§ SUPPLIED DATA

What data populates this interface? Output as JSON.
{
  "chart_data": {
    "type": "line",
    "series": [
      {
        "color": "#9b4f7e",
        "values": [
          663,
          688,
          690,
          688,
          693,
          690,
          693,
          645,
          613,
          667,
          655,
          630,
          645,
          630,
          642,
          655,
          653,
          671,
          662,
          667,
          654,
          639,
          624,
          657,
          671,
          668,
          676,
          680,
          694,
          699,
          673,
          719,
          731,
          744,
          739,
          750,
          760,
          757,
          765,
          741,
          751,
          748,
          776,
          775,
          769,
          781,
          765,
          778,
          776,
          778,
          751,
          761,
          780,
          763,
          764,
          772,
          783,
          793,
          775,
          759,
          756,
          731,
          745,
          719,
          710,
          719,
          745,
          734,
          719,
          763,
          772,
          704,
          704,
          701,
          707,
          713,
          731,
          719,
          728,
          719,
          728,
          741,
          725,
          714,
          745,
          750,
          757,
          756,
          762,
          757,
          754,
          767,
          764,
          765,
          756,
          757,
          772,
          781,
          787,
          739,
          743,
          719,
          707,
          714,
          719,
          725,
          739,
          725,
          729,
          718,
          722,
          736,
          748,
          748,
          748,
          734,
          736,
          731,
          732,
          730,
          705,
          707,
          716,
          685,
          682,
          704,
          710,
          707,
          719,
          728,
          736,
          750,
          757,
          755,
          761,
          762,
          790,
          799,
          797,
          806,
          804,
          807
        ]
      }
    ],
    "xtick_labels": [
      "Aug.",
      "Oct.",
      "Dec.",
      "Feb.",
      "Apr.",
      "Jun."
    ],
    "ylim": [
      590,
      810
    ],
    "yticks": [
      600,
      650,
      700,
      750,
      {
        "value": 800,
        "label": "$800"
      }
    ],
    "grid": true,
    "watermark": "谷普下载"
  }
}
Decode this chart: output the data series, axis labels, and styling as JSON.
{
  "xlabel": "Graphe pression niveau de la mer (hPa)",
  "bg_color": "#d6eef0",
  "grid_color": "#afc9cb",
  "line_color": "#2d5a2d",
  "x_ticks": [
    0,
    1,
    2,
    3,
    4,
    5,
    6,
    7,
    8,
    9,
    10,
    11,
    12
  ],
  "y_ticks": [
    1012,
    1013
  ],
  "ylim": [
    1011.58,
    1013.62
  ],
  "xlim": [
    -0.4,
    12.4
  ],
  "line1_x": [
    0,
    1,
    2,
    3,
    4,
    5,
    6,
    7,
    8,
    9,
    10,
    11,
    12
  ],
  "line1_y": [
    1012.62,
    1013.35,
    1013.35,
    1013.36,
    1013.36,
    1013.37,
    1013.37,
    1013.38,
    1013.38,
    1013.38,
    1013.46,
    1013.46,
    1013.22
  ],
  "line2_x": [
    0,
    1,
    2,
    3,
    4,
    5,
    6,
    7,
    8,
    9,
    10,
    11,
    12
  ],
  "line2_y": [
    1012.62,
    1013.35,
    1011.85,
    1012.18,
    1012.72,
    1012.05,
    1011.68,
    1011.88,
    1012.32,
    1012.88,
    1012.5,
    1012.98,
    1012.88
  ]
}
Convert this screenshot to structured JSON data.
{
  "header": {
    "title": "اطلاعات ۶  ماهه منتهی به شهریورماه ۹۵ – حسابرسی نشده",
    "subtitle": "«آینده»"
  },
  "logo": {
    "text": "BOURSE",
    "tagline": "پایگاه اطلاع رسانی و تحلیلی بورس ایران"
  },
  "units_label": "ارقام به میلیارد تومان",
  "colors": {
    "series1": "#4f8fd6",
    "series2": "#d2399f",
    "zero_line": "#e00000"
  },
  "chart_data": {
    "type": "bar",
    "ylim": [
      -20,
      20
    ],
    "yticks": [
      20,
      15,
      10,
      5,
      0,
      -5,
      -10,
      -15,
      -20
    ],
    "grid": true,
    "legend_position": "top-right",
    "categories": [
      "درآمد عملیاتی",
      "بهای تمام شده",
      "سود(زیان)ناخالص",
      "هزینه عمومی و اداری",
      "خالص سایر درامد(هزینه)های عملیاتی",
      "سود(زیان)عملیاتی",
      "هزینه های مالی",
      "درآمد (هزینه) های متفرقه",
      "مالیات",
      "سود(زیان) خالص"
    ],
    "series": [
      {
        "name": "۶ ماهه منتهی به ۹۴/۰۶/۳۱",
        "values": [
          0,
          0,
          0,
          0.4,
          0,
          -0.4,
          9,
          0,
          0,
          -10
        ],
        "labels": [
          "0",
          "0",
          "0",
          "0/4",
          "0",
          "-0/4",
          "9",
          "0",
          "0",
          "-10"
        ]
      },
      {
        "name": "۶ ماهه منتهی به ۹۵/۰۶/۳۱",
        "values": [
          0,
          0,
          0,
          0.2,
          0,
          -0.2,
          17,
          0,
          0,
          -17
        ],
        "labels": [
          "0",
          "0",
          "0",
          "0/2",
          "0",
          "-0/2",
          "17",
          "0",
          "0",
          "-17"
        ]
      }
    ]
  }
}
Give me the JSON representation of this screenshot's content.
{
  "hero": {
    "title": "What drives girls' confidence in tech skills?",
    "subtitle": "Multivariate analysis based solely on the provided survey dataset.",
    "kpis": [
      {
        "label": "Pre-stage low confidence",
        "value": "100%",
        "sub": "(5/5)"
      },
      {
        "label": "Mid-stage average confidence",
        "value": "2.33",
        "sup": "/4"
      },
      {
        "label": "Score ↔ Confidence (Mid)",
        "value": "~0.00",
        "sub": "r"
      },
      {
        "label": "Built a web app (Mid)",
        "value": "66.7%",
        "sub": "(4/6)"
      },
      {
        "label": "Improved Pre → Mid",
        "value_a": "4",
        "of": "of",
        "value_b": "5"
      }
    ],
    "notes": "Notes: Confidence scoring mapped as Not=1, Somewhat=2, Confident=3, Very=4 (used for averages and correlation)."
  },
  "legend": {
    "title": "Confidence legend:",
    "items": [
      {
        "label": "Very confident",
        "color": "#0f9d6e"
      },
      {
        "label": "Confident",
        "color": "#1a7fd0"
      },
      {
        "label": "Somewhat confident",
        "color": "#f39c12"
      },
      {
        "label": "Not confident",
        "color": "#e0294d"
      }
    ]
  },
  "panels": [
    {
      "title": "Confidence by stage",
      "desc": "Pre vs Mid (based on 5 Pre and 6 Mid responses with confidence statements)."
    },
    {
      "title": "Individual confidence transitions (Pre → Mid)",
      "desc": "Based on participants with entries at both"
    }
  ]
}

§ STATED TASK
Transcribe the material exactly as it reads.

§ THE RESULT
What data populates this interface? Output as JSON.
{
  "chart_data": {
    "type": "line",
    "series": [
      {
        "color": "#9b4f7e",
        "values": [
          663,
          688,
          690,
          688,
          693,
          690,
          693,
          645,
          613,
          667,
          655,
          630,
          645,
          630,
          642,
          655,
          653,
          671,
          662,
          667,
          654,
          639,
          624,
          657,
          671,
          668,
          676,
          680,
          694,
          699,
          673,
          719,
          731,
          744,
          739,
          750,
          760,
          757,
          765,
          741,
          751,
          748,
          776,
          775,
          769,
          781,
          765,
          778,
          776,
          778,
          751,
          761,
          780,
          763,
          764,
          772,
          783,
          793,
          775,
          759,
          756,
          731,
          745,
          719,
          710,
          719,
          745,
          734,
          719,
          763,
          772,
          704,
          704,
          701,
          707,
          713,
          731,
          719,
          728,
          719,
          728,
          741,
          725,
          714,
          745,
          750,
          757,
          756,
          762,
          757,
          754,
          767,
          764,
          765,
          756,
          757,
          772,
          781,
          787,
          739,
          743,
          719,
          707,
          714,
          719,
          725,
          739,
          725,
          729,
          718,
          722,
          736,
          748,
          748,
          748,
          734,
          736,
          731,
          732,
          730,
          705,
          707,
          716,
          685,
          682,
          704,
          710,
          707,
          719,
          728,
          736,
          750,
          757,
          755,
          761,
          762,
          790,
          799,
          797,
          806,
          804,
          807
        ]
      }
    ],
    "xtick_labels": [
      "Aug.",
      "Oct.",
      "Dec.",
      "Feb.",
      "Apr.",
      "Jun."
    ],
    "ylim": [
      590,
      810
    ],
    "yticks": [
      600,
      650,
      700,
      750,
      {
        "value": 800,
        "label": "$800"
      }
    ],
    "grid": true,
    "watermark": "谷普下载"
  }
}
Decode this chart: output the data series, axis labels, and styling as JSON.
{
  "xlabel": "Graphe pression niveau de la mer (hPa)",
  "bg_color": "#d6eef0",
  "grid_color": "#afc9cb",
  "line_color": "#2d5a2d",
  "x_ticks": [
    0,
    1,
    2,
    3,
    4,
    5,
    6,
    7,
    8,
    9,
    10,
    11,
    12
  ],
  "y_ticks": [
    1012,
    1013
  ],
  "ylim": [
    1011.58,
    1013.62
  ],
  "xlim": [
    -0.4,
    12.4
  ],
  "line1_x": [
    0,
    1,
    2,
    3,
    4,
    5,
    6,
    7,
    8,
    9,
    10,
    11,
    12
  ],
  "line1_y": [
    1012.62,
    1013.35,
    1013.35,
    1013.36,
    1013.36,
    1013.37,
    1013.37,
    1013.38,
    1013.38,
    1013.38,
    1013.46,
    1013.46,
    1013.22
  ],
  "line2_x": [
    0,
    1,
    2,
    3,
    4,
    5,
    6,
    7,
    8,
    9,
    10,
    11,
    12
  ],
  "line2_y": [
    1012.62,
    1013.35,
    1011.85,
    1012.18,
    1012.72,
    1012.05,
    1011.68,
    1011.88,
    1012.32,
    1012.88,
    1012.5,
    1012.98,
    1012.88
  ]
}
Convert this screenshot to structured JSON data.
{
  "header": {
    "title": "اطلاعات ۶  ماهه منتهی به شهریورماه ۹۵ – حسابرسی نشده",
    "subtitle": "«آینده»"
  },
  "logo": {
    "text": "BOURSE",
    "tagline": "پایگاه اطلاع رسانی و تحلیلی بورس ایران"
  },
  "units_label": "ارقام به میلیارد تومان",
  "colors": {
    "series1": "#4f8fd6",
    "series2": "#d2399f",
    "zero_line": "#e00000"
  },
  "chart_data": {
    "type": "bar",
    "ylim": [
      -20,
      20
    ],
    "yticks": [
      20,
      15,
      10,
      5,
      0,
      -5,
      -10,
      -15,
      -20
    ],
    "grid": true,
    "legend_position": "top-right",
    "categories": [
      "درآمد عملیاتی",
      "بهای تمام شده",
      "سود(زیان)ناخالص",
      "هزینه عمومی و اداری",
      "خالص سایر درامد(هزینه)های عملیاتی",
      "سود(زیان)عملیاتی",
      "هزینه های مالی",
      "درآمد (هزینه) های متفرقه",
      "مالیات",
      "سود(زیان) خالص"
    ],
    "series": [
      {
        "name": "۶ ماهه منتهی به ۹۴/۰۶/۳۱",
        "values": [
          0,
          0,
          0,
          0.4,
          0,
          -0.4,
          9,
          0,
          0,
          -10
        ],
        "labels": [
          "0",
          "0",
          "0",
          "0/4",
          "0",
          "-0/4",
          "9",
          "0",
          "0",
          "-10"
        ]
      },
      {
        "name": "۶ ماهه منتهی به ۹۵/۰۶/۳۱",
        "values": [
          0,
          0,
          0,
          0.2,
          0,
          -0.2,
          17,
          0,
          0,
          -17
        ],
        "labels": [
          "0",
          "0",
          "0",
          "0/2",
          "0",
          "-0/2",
          "17",
          "0",
          "0",
          "-17"
        ]
      }
    ]
  }
}
Give me the JSON representation of this screenshot's content.
{
  "hero": {
    "title": "What drives girls' confidence in tech skills?",
    "subtitle": "Multivariate analysis based solely on the provided survey dataset.",
    "kpis": [
      {
        "label": "Pre-stage low confidence",
        "value": "100%",
        "sub": "(5/5)"
      },
      {
        "label": "Mid-stage average confidence",
        "value": "2.33",
        "sup": "/4"
      },
      {
        "label": "Score ↔ Confidence (Mid)",
        "value": "~0.00",
        "sub": "r"
      },
      {
        "label": "Built a web app (Mid)",
        "value": "66.7%",
        "sub": "(4/6)"
      },
      {
        "label": "Improved Pre → Mid",
        "value_a": "4",
        "of": "of",
        "value_b": "5"
      }
    ],
    "notes": "Notes: Confidence scoring mapped as Not=1, Somewhat=2, Confident=3, Very=4 (used for averages and correlation)."
  },
  "legend": {
    "title": "Confidence legend:",
    "items": [
      {
        "label": "Very confident",
        "color": "#0f9d6e"
      },
      {
        "label": "Confident",
        "color": "#1a7fd0"
      },
      {
        "label": "Somewhat confident",
        "color": "#f39c12"
      },
      {
        "label": "Not confident",
        "color": "#e0294d"
      }
    ]
  },
  "panels": [
    {
      "title": "Confidence by stage",
      "desc": "Pre vs Mid (based on 5 Pre and 6 Mid responses with confidence statements)."
    },
    {
      "title": "Individual confidence transitions (Pre → Mid)",
      "desc": "Based on participants with entries at both"
    }
  ]
}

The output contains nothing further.